> _INFORMATION GIVEN_:
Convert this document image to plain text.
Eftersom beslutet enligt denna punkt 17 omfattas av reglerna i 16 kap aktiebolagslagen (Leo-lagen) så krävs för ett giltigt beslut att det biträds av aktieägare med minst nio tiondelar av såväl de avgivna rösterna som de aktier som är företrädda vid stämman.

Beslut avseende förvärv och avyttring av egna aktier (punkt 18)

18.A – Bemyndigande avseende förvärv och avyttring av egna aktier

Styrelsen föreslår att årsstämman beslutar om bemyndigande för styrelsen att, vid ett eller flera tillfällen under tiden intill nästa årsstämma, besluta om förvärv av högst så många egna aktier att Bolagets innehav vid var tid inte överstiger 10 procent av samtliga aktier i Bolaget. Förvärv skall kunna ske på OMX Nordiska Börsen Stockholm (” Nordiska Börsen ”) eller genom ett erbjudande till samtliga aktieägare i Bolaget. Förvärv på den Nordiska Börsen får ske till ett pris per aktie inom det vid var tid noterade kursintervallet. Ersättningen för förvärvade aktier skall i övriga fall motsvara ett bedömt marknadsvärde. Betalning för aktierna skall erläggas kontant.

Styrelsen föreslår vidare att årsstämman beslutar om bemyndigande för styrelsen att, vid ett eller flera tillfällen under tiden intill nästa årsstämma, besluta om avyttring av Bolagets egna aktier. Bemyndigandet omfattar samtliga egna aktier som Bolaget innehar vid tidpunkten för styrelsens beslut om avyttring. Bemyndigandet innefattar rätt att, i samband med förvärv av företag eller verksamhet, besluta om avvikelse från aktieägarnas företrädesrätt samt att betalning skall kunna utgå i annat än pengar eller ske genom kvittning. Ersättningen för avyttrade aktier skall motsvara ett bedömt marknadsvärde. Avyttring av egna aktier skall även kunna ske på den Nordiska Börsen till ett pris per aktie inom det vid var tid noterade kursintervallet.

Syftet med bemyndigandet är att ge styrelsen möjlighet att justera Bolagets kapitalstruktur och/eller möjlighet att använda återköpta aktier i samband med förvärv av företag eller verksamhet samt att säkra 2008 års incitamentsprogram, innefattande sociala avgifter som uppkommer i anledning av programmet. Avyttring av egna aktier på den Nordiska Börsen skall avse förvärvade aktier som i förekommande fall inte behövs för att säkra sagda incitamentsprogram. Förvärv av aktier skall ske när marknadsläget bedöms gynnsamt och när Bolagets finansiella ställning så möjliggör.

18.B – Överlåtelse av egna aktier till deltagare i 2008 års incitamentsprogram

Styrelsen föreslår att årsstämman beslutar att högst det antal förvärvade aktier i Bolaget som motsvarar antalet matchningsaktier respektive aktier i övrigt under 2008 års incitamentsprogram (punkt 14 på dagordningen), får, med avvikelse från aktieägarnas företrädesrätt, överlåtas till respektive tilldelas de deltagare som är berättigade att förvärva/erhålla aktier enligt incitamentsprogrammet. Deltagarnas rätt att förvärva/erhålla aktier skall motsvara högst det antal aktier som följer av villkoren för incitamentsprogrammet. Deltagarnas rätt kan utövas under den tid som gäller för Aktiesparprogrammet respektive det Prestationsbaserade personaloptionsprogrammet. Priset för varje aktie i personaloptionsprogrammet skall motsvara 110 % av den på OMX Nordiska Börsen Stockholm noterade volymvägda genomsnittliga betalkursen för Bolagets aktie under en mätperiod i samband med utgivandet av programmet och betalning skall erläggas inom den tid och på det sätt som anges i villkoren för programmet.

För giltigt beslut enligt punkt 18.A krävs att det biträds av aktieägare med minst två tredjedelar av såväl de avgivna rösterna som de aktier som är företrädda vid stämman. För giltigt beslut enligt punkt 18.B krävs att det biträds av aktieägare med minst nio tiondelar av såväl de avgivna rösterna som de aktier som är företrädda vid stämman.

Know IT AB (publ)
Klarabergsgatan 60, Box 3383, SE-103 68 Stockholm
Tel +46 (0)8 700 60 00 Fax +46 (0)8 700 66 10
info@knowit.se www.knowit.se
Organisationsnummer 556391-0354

--

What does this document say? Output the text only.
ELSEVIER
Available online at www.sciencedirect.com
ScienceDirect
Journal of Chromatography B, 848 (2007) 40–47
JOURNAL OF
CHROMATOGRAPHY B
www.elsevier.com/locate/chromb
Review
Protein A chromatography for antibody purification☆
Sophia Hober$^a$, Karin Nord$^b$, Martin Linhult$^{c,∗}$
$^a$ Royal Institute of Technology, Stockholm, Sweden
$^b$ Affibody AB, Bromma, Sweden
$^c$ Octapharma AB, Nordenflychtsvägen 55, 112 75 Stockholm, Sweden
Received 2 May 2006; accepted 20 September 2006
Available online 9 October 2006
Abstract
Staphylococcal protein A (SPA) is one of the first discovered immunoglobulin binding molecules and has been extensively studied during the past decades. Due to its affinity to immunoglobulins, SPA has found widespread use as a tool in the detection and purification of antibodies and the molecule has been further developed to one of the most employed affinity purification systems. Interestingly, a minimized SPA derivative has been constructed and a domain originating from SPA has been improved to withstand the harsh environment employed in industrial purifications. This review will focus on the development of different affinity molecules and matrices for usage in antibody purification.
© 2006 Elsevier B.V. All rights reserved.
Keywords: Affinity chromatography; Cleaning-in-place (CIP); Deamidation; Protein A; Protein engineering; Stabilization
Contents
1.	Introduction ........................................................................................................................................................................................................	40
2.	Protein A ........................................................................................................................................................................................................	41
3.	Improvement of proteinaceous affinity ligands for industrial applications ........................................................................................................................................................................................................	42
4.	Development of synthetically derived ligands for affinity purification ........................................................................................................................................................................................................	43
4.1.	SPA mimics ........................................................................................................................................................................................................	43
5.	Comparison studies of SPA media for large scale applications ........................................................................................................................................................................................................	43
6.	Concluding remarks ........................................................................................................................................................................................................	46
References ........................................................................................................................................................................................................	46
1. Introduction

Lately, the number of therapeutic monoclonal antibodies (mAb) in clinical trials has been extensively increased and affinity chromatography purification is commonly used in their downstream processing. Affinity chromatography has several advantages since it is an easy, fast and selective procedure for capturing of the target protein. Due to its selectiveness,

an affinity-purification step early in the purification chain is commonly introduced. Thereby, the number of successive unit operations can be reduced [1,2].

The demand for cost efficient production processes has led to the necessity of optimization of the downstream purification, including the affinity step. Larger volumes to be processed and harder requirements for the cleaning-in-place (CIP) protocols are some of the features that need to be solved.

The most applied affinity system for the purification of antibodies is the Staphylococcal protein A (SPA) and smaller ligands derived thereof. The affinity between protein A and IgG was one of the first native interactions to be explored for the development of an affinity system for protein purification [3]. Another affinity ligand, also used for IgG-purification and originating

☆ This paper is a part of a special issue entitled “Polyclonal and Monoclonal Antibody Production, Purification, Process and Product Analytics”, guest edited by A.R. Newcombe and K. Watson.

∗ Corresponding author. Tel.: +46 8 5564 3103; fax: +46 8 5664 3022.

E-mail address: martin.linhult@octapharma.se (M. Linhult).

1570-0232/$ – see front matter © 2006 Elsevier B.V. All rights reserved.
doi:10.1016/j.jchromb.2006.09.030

> _WHAT IS REQUIRED_: Search the data above for the word "företrädda", then gather each line in which it appears.

> _PROBLEM SOLUTION_:
Eftersom beslutet enligt denna punkt 17 omfattas av reglerna i 16 kap aktiebolagslagen (Leo-lagen) så krävs för ett giltigt beslut att det biträds av aktieägare med minst nio tiondelar av såväl de avgivna rösterna som de aktier som är företrädda vid stämman.
För giltigt beslut enligt punkt 18.A krävs att det biträds av aktieägare med minst två tredjedelar av såväl de avgivna rösterna som de aktier som är företrädda vid stämman. För giltigt beslut enligt punkt 18.B krävs att det biträds av aktieägare med minst nio tiondelar av såväl de avgivna rösterna som de aktier som är företrädda vid stämman.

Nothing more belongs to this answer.